-- START Data supplied --

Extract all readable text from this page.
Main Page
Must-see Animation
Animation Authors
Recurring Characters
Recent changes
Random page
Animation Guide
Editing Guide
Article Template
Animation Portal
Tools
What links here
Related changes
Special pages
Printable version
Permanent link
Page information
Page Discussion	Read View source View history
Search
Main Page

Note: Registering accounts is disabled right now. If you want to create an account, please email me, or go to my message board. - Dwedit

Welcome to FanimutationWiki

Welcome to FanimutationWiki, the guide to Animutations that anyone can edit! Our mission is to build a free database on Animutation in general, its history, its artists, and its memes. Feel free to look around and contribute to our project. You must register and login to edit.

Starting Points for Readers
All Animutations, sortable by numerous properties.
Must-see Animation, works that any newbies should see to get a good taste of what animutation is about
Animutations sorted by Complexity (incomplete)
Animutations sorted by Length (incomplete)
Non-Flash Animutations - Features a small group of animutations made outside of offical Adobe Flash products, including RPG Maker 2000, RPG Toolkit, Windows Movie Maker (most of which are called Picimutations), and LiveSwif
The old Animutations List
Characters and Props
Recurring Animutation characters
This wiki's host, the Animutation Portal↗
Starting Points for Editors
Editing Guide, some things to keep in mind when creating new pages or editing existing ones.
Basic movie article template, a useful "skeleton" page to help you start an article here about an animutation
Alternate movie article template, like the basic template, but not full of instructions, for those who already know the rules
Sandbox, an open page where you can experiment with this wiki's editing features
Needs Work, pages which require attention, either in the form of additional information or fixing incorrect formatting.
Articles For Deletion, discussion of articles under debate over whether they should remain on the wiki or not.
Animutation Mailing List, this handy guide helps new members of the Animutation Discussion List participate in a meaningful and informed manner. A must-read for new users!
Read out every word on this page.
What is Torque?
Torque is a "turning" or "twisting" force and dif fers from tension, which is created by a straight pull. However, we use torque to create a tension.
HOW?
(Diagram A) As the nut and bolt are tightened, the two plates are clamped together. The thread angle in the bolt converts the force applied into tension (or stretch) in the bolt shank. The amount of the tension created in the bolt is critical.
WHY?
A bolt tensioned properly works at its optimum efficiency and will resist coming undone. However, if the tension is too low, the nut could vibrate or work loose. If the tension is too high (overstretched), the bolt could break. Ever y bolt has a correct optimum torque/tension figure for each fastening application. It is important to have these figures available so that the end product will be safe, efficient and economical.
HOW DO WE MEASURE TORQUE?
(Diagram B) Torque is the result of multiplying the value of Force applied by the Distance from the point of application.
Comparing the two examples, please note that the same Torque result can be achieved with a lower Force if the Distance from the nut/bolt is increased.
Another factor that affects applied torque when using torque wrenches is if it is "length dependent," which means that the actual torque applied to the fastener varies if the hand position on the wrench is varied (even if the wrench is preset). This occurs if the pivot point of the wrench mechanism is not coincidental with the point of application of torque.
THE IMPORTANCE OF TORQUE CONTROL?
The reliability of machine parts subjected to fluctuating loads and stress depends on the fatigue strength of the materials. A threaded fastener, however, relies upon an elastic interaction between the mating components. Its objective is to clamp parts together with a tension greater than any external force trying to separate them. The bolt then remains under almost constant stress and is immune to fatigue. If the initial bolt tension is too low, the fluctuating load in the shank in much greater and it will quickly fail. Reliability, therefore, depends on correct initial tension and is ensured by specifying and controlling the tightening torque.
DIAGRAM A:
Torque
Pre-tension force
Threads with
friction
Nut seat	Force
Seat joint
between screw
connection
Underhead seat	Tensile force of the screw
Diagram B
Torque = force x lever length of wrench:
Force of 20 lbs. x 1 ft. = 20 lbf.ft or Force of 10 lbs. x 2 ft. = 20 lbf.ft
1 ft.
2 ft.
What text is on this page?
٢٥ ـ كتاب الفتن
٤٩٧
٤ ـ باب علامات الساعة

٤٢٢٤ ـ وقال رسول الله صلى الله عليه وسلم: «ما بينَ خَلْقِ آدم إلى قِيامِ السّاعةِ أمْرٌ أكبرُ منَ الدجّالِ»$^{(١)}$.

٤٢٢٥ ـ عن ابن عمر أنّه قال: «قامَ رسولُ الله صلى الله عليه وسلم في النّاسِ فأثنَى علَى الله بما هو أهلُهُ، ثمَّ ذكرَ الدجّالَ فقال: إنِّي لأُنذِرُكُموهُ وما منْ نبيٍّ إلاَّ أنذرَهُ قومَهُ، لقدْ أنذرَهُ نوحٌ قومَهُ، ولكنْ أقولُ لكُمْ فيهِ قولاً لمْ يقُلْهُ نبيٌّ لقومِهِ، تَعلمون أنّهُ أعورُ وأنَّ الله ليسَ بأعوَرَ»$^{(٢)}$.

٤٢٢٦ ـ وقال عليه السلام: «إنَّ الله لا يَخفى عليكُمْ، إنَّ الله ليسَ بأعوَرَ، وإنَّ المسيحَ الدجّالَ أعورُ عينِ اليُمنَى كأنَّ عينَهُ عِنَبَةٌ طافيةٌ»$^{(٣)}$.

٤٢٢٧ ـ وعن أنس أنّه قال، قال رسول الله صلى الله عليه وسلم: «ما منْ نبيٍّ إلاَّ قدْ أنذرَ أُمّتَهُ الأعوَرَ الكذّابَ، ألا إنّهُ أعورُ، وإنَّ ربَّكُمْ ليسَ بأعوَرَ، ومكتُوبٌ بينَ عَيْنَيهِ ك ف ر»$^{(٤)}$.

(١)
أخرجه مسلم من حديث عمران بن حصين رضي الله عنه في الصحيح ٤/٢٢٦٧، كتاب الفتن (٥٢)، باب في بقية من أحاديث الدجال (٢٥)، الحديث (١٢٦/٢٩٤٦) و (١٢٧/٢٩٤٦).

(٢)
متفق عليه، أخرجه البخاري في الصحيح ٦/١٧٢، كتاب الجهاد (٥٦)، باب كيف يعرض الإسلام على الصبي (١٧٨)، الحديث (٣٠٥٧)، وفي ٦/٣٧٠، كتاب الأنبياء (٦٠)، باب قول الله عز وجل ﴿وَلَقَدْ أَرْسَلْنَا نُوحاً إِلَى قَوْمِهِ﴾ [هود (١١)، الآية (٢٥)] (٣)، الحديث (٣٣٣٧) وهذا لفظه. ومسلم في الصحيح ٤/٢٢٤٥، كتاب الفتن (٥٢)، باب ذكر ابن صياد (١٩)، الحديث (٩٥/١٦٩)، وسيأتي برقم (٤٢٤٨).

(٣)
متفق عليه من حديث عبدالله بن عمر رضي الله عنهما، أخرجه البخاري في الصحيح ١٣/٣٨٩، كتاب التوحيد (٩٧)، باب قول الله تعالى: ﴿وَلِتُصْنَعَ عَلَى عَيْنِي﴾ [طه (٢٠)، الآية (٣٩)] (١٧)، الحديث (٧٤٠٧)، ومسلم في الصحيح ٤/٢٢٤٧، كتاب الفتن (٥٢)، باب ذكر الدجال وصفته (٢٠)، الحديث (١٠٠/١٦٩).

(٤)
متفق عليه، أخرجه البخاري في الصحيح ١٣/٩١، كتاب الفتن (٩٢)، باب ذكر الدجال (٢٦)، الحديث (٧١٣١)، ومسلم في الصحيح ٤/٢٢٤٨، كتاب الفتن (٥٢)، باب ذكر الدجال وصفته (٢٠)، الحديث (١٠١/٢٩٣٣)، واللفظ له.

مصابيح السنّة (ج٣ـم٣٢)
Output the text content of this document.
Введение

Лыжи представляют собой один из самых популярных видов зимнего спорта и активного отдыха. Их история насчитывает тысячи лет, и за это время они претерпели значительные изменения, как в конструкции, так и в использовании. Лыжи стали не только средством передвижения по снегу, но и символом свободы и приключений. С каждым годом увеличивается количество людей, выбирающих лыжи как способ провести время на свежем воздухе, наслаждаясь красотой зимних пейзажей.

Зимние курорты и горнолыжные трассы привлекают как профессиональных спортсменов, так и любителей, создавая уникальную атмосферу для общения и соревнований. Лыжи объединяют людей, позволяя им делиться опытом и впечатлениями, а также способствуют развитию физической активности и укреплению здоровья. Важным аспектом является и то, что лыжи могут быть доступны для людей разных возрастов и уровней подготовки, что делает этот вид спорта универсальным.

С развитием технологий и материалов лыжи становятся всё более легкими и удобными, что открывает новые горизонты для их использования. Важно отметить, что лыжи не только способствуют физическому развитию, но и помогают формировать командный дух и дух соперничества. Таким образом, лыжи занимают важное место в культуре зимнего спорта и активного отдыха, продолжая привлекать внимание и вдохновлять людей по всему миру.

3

-- END Data supplied --

▸ **Given request**:
Identify the lines that contain the string "history", and copy every one of them.

▸ **Solution for this problem**:
Page Discussion	Read View source View history
Welcome to FanimutationWiki, the guide to Animutations that anyone can edit! Our mission is to build a free database on Animutation in general, its history, its artists, and its memes. Feel free to look around and contribute to our project. You must register and login to edit.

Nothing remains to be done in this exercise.